> _About this task_
Apart from the pictures, return every line of the listing exactly.
......
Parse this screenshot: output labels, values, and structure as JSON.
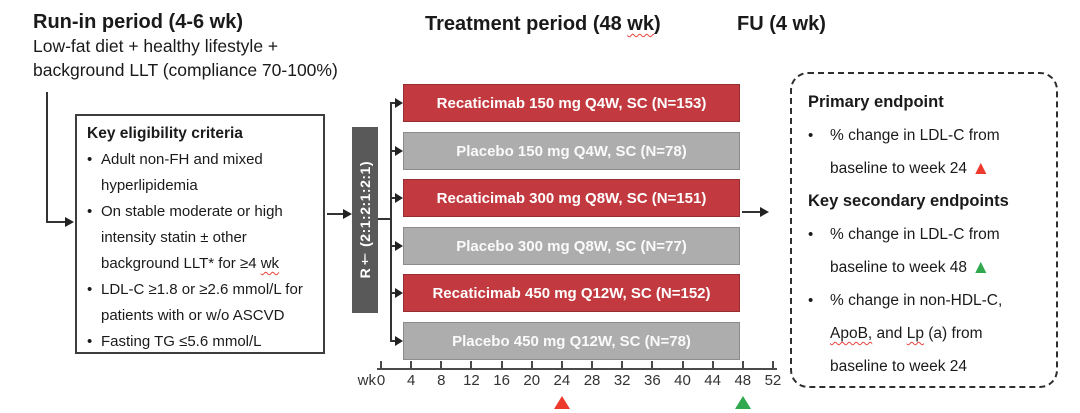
{
  "headers": {
    "runin_title": "Run-in period (4-6 wk)",
    "runin_line1": "Low-fat diet + healthy lifestyle +",
    "runin_line2": "background LLT (compliance 70-100%)",
    "treatment_title_pre": "Treatment period (48 ",
    "treatment_title_wk": "wk",
    "treatment_title_post": ")",
    "fu_title": "FU (4 wk)"
  },
  "eligibility": {
    "title": "Key eligibility criteria",
    "bullet_glyph": "•",
    "bullet1": "Adult non-FH and mixed hyperlipidemia",
    "bullet2_pre": "On stable moderate or high intensity statin ± other background LLT* for ≥4 ",
    "bullet2_wk": "wk",
    "bullet3": "LDL-C ≥1.8 or ≥2.6 mmol/L for patients with or w/o ASCVD",
    "bullet4": "Fasting TG ≤5.6 mmol/L"
  },
  "randomization": {
    "label": "R† (2:1:2:1:2:1)"
  },
  "arms": [
    {
      "label": "Recaticimab 150 mg Q4W, SC (N=153)",
      "type": "active"
    },
    {
      "label": "Placebo 150 mg Q4W, SC (N=78)",
      "type": "placebo"
    },
    {
      "label": "Recaticimab 300 mg Q8W, SC (N=151)",
      "type": "active"
    },
    {
      "label": "Placebo 300 mg Q8W, SC (N=77)",
      "type": "placebo"
    },
    {
      "label": "Recaticimab 450 mg Q12W, SC (N=152)",
      "type": "active"
    },
    {
      "label": "Placebo 450 mg Q12W, SC (N=78)",
      "type": "placebo"
    }
  ],
  "axis": {
    "unit_label": "wk",
    "ticks": [
      "0",
      "4",
      "8",
      "12",
      "16",
      "20",
      "24",
      "28",
      "32",
      "36",
      "40",
      "44",
      "48",
      "52"
    ],
    "marker_red_week": "24",
    "marker_green_week": "48"
  },
  "endpoints": {
    "primary_title": "Primary endpoint",
    "bullet_glyph": "•",
    "p1_line1": "% change in LDL-C from",
    "p1_line2": "baseline to week 24 ",
    "secondary_title": "Key secondary endpoints",
    "s1_line1": "% change in LDL-C from",
    "s1_line2": "baseline to week 48 ",
    "s2_line1": "% change in non-HDL-C,",
    "s2_line2_apob": "ApoB,",
    "s2_line2_mid": " and ",
    "s2_line2_lp": "Lp",
    "s2_line2_post": " (a) from",
    "s2_line3": "baseline to week 24"
  },
  "icons": {
    "triangle_up_glyph": "▲"
  },
  "colors": {
    "active_bar": "#c23a3f",
    "placebo_bar": "#adadad",
    "randomization_bar": "#595959",
    "marker_red": "#ee3a2d",
    "marker_green": "#2fa84e"
  }
}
......
> _Exercise solution_
Parse this screenshot: output labels, values, and structure as JSON.
{
  "headers": {
    "runin_title": "Run-in period (4-6 wk)",
    "runin_line1": "Low-fat diet + healthy lifestyle +",
    "runin_line2": "background LLT (compliance 70-100%)",
    "treatment_title_pre": "Treatment period (48 ",
    "treatment_title_wk": "wk",
    "treatment_title_post": ")",
    "fu_title": "FU (4 wk)"
  },
  "eligibility": {
    "title": "Key eligibility criteria",
    "bullet_glyph": "•",
    "bullet1": "Adult non-FH and mixed hyperlipidemia",
    "bullet2_pre": "On stable moderate or high intensity statin ± other background LLT* for ≥4 ",
    "bullet2_wk": "wk",
    "bullet3": "LDL-C ≥1.8 or ≥2.6 mmol/L for patients with or w/o ASCVD",
    "bullet4": "Fasting TG ≤5.6 mmol/L"
  },
  "randomization": {
    "label": "R† (2:1:2:1:2:1)"
  },
  "arms": [
    {
      "label": "Recaticimab 150 mg Q4W, SC (N=153)",
      "type": "active"
    },
    {
      "label": "Placebo 150 mg Q4W, SC (N=78)",
      "type": "placebo"
    },
    {
      "label": "Recaticimab 300 mg Q8W, SC (N=151)",
      "type": "active"
    },
    {
      "label": "Placebo 300 mg Q8W, SC (N=77)",
      "type": "placebo"
    },
    {
      "label": "Recaticimab 450 mg Q12W, SC (N=152)",
      "type": "active"
    },
    {
      "label": "Placebo 450 mg Q12W, SC (N=78)",
      "type": "placebo"
    }
  ],
  "axis": {
    "unit_label": "wk",
    "ticks": [
      "0",
      "4",
      "8",
      "12",
      "16",
      "20",
      "24",
      "28",
      "32",
      "36",
      "40",
      "44",
      "48",
      "52"
    ],
    "marker_red_week": "24",
    "marker_green_week": "48"
  },
  "endpoints": {
    "primary_title": "Primary endpoint",
    "bullet_glyph": "•",
    "p1_line1": "% change in LDL-C from",
    "p1_line2": "baseline to week 24 ",
    "secondary_title": "Key secondary endpoints",
    "s1_line1": "% change in LDL-C from",
    "s1_line2": "baseline to week 48 ",
    "s2_line1": "% change in non-HDL-C,",
    "s2_line2_apob": "ApoB,",
    "s2_line2_mid": " and ",
    "s2_line2_lp": "Lp",
    "s2_line2_post": " (a) from",
    "s2_line3": "baseline to week 24"
  },
  "icons": {
    "triangle_up_glyph": "▲"
  },
  "colors": {
    "active_bar": "#c23a3f",
    "placebo_bar": "#adadad",
    "randomization_bar": "#595959",
    "marker_red": "#ee3a2d",
    "marker_green": "#2fa84e"
  }
}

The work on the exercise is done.